Article:
§

U.S. corn futures fell 1.8 per cent to a one-week low on Thursday, pressured by worries of weakening demand for U.S. supplies from China, traders said.
Wheat and soybean futures also fell, with wheat hitting a 19-1/2 month low due to ample global stocks that weighed on the export prospects for U.S. supplies. Soybeans dropped on improving forecasts for crop development in Argentina.
“The new lows in beans are probably hitting as a consequence of the midday models continuing to show pretty good rains for South America,” said Mike Zuzolo, president of Global Commodity Analytics. “It has always favoured Brazil; the big question has been Argentina. It does look like about 70 to 75 per cent of the bean belt in Argentina and about 60 per cent of the corn belt is going to get hit.”
Traders said that outlooks for a cold snap across the U.S. Midwest and Plains were not causing worries about wheat development.

§

Supplied material:

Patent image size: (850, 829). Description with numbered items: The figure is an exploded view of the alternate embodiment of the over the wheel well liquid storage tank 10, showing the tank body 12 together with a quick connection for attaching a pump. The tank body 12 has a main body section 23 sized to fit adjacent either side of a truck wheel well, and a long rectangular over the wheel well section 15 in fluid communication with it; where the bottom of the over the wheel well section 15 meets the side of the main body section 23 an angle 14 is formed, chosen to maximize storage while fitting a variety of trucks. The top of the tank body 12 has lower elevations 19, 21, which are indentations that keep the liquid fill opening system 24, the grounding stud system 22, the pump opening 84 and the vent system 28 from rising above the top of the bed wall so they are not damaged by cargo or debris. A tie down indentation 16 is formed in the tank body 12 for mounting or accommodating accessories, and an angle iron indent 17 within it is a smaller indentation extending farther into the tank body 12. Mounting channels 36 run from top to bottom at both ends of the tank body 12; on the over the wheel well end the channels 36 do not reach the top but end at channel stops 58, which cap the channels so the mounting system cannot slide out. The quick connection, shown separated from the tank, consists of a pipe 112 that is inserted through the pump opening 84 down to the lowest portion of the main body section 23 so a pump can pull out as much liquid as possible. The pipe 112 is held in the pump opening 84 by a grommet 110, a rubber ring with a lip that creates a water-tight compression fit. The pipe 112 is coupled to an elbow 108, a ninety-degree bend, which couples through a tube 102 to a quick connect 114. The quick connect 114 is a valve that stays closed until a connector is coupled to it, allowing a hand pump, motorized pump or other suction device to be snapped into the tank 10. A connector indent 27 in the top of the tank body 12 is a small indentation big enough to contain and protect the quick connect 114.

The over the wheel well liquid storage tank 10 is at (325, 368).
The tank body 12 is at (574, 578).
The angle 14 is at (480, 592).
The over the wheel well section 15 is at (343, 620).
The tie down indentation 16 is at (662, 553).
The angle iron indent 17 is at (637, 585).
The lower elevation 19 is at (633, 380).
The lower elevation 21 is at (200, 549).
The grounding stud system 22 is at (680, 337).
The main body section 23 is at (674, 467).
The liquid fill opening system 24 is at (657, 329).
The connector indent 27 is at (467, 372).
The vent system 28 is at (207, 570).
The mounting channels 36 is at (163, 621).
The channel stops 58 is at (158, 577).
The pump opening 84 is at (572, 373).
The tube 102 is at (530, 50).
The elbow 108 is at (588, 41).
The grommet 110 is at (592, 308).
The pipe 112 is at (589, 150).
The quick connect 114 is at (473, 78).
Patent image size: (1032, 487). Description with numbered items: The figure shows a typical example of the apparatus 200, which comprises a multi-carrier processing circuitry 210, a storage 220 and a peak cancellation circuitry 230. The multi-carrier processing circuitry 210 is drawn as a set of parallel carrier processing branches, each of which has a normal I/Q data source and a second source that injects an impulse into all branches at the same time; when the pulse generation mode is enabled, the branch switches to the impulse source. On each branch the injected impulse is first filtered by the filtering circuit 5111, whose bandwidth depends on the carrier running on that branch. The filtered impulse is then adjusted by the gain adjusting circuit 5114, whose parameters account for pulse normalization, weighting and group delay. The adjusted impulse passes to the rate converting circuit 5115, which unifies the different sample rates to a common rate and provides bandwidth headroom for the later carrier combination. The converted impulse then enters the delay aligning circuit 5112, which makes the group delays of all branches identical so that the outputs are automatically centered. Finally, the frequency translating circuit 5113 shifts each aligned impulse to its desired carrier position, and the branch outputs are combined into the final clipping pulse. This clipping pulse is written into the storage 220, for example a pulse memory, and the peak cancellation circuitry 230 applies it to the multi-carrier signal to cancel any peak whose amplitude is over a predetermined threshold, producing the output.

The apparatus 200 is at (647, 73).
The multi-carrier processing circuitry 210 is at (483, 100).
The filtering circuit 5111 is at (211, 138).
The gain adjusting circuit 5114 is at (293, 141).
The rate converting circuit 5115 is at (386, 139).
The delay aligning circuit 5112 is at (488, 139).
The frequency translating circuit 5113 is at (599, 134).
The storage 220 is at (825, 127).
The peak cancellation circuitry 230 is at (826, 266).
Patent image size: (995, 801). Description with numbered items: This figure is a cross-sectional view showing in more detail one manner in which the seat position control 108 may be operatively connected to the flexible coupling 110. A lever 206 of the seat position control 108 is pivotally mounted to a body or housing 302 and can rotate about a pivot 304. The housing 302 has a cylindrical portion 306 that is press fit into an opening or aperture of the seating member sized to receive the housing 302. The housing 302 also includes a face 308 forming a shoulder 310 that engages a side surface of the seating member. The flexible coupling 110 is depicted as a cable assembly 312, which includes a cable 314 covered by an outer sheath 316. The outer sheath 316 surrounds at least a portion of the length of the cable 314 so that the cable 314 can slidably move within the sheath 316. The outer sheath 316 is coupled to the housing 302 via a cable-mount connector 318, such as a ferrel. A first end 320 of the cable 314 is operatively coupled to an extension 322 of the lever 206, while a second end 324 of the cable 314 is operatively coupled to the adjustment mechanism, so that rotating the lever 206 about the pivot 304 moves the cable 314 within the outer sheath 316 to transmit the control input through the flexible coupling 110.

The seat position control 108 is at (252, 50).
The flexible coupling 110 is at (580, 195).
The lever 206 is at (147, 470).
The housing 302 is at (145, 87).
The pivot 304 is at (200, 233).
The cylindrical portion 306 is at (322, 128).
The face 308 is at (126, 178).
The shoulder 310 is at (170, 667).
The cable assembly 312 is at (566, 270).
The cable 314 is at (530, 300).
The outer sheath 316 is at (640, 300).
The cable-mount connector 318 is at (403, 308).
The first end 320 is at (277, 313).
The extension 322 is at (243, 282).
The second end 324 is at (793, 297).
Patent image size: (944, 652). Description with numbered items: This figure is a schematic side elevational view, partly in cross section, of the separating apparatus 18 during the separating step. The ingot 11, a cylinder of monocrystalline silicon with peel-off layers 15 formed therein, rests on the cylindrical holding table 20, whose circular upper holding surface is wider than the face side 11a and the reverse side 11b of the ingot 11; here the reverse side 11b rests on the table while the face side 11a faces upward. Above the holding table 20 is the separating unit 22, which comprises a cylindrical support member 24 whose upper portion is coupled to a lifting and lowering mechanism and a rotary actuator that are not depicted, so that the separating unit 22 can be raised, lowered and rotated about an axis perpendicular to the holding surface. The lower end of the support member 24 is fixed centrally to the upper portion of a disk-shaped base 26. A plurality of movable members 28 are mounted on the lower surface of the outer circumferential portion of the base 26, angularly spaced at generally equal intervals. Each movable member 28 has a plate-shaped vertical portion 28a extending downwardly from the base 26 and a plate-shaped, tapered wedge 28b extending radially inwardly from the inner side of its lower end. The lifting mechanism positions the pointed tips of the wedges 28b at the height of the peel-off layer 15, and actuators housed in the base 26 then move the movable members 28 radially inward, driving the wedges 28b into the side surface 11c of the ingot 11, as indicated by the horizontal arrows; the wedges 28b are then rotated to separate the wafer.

§

To be done:
1 > According to the grain futures article, why did soybean futures drop?
2 > Write the next part of the article on U.S. grain futures, picking up after its final sentence.

Exercise responses:
1 > Improving forecasts for crop development in Argentina.

2 >
“There are uncovered areas in the Central Plains, but temps will not be cold enough to raise concerns over winterkill,” Terry Reilly, senior commodity analyst at Futures International, said in a note to clients.
Chicago Board of Trade corn for March delivery settled down 8-1/4 cents at $4.26-1/4 a bushel (all figures US$). Prices hit a low of $4.26, their lowest since falling to $4.24-1/4 on Dec. 19.
The March contract fell through key support levels at its 20-day, 30-day and 40-day moving averages on Thursday.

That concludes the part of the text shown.